— PROBLEM DETAILS —
Read the records and gather each line that includes "дальнейшем".

(Data entries)
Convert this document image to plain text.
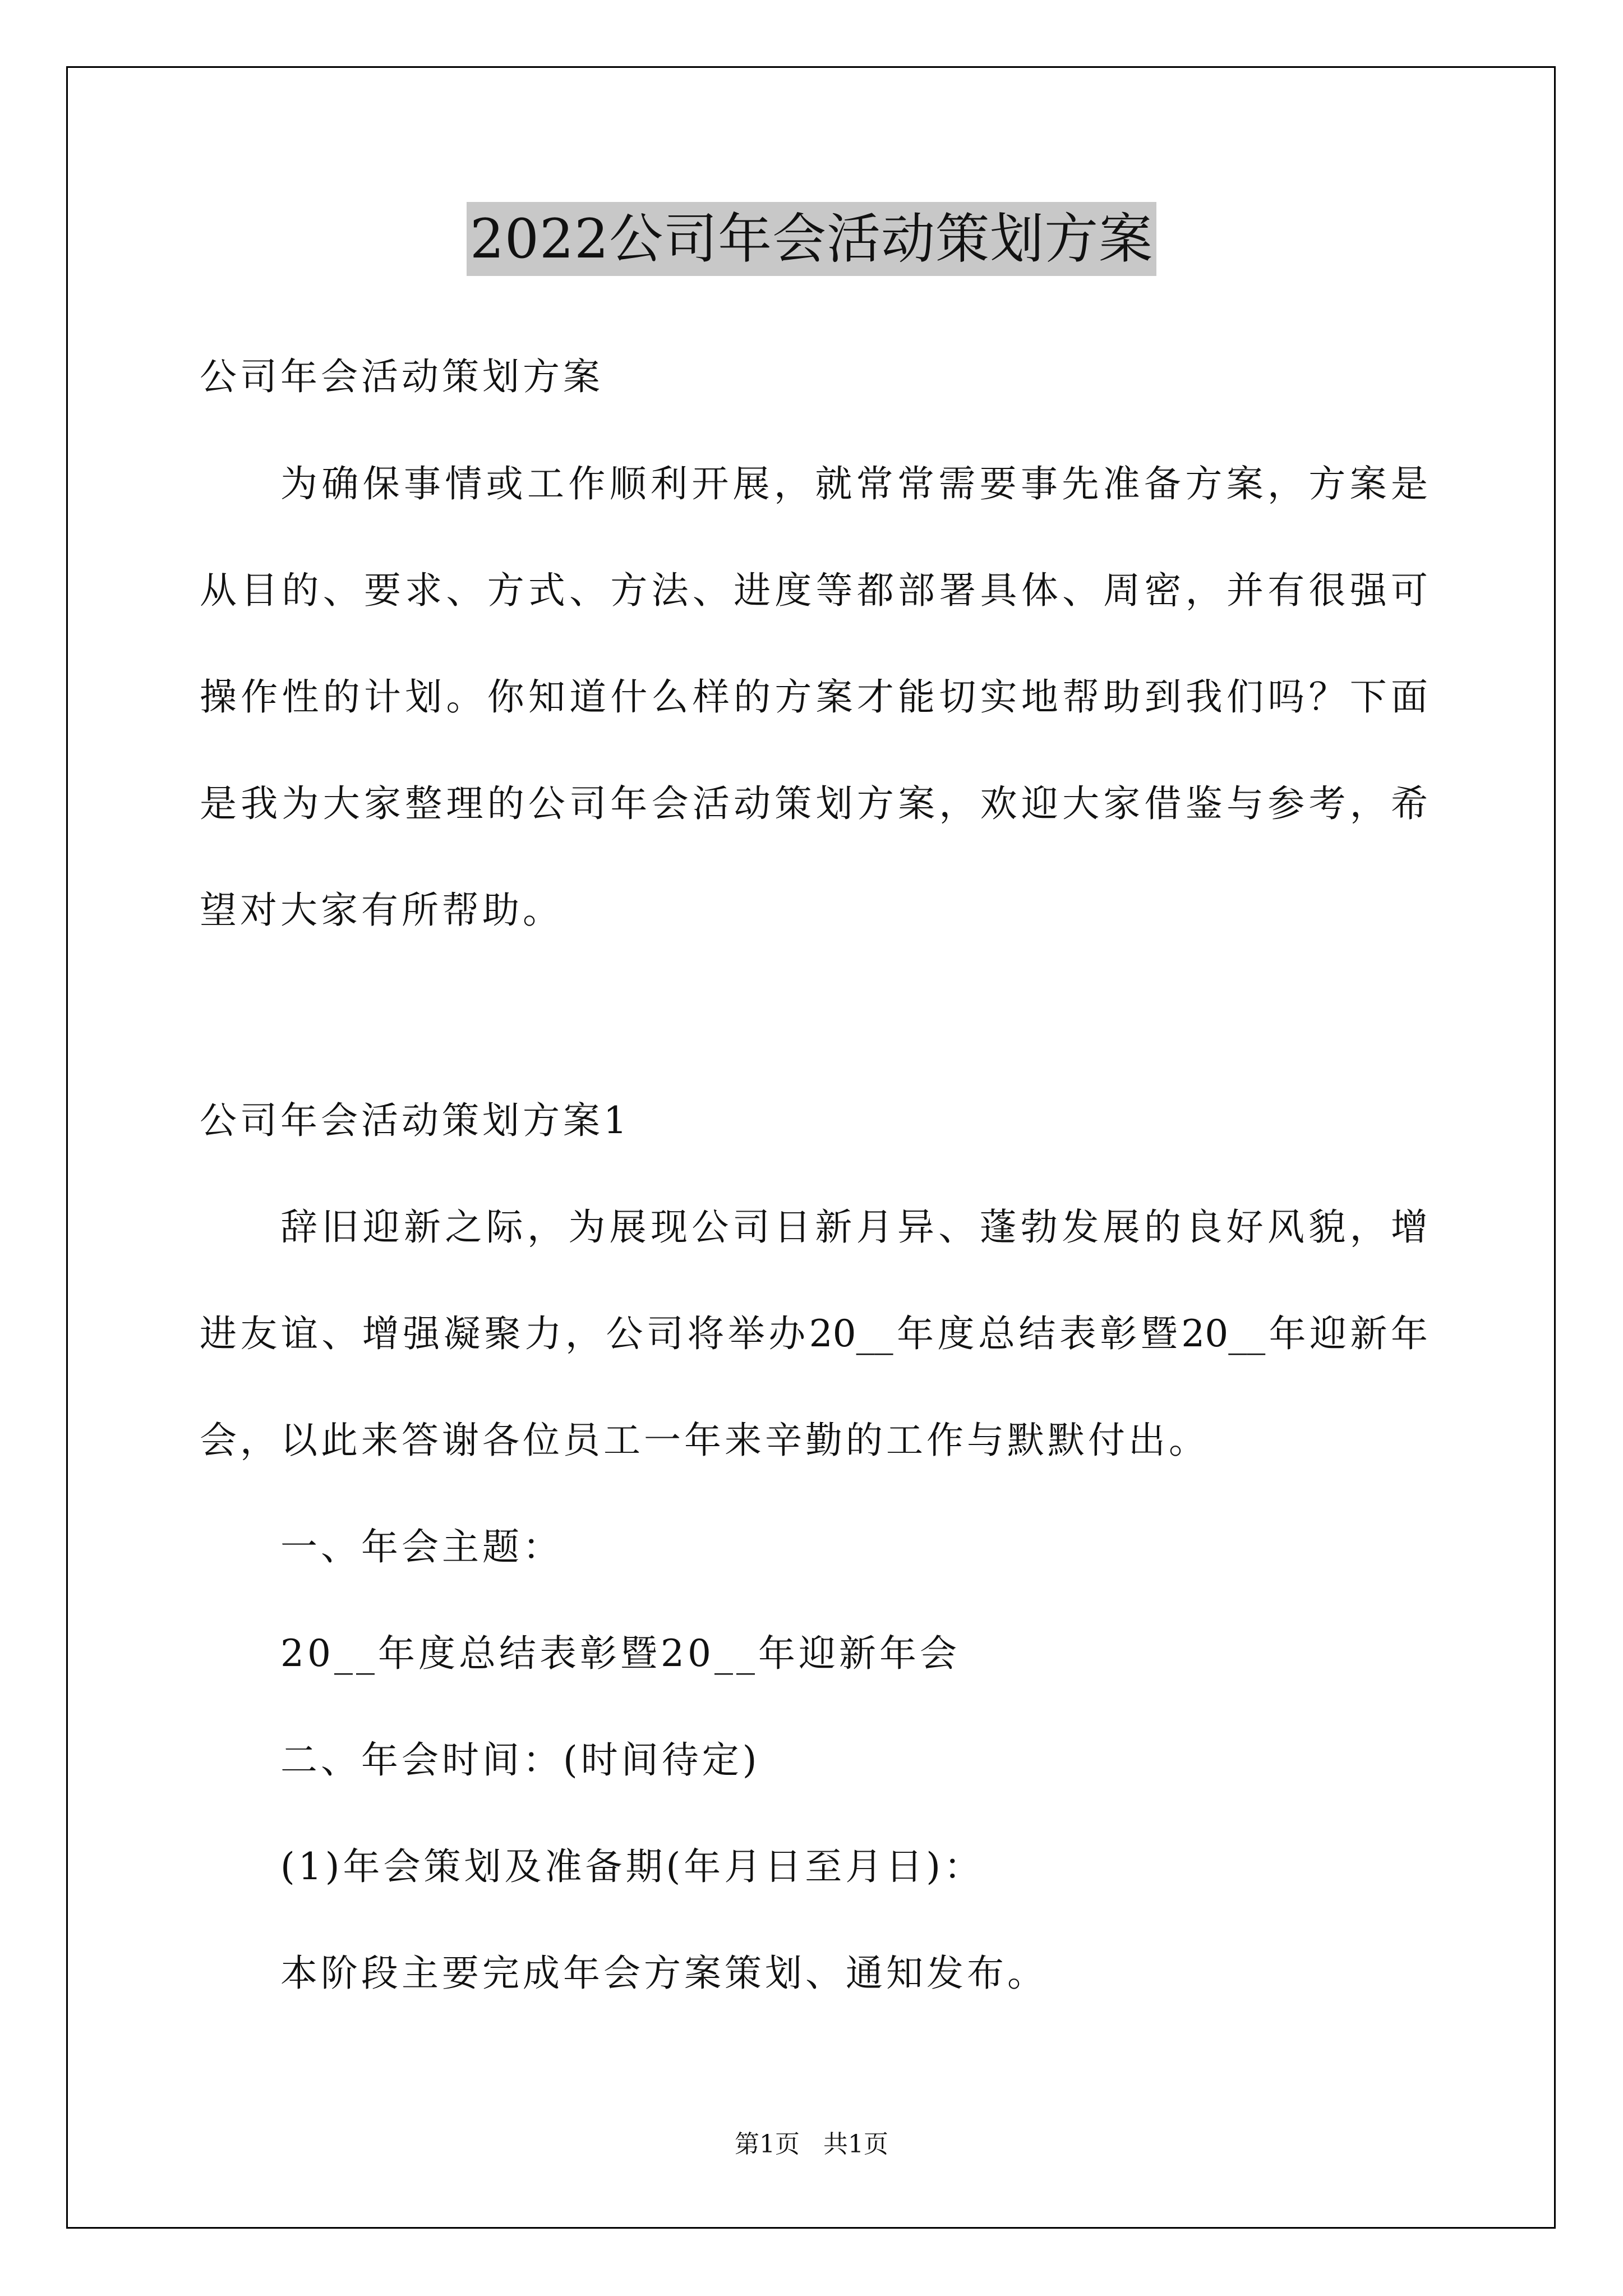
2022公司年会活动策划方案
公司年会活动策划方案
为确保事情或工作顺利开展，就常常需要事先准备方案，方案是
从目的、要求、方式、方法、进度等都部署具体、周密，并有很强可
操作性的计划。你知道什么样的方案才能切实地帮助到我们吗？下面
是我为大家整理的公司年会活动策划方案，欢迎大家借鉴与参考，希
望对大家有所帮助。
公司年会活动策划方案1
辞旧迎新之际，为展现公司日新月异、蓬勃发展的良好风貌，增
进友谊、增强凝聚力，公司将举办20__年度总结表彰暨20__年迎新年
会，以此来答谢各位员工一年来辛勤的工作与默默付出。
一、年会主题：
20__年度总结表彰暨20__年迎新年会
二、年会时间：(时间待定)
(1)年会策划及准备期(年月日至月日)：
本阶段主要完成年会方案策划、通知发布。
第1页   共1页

* * *

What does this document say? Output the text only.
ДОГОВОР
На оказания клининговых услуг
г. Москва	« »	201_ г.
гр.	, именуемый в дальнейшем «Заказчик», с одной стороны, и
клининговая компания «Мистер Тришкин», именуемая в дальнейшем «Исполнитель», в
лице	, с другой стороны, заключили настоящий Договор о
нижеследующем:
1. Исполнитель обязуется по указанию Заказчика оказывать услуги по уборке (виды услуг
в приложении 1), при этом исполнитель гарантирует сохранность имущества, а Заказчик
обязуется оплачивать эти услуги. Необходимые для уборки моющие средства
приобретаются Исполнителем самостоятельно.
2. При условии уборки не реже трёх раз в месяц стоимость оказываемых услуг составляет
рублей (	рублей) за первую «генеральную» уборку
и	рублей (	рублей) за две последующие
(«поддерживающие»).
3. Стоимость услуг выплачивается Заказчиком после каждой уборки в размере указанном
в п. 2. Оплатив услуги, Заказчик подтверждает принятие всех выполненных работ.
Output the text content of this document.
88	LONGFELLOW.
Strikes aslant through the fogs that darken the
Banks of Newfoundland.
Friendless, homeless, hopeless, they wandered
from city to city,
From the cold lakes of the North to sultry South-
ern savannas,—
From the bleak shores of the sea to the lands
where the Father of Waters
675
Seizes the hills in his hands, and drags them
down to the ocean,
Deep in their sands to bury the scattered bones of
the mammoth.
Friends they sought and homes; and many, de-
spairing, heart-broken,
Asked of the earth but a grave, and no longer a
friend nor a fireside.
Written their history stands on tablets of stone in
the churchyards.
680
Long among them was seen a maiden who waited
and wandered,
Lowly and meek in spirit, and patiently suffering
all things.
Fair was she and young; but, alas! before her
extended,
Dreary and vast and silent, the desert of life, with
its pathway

— RESULT OF THIS EXERCISE —
гр.	, именуемый в дальнейшем «Заказчик», с одной стороны, и
клининговая компания «Мистер Тришкин», именуемая в дальнейшем «Исполнитель», в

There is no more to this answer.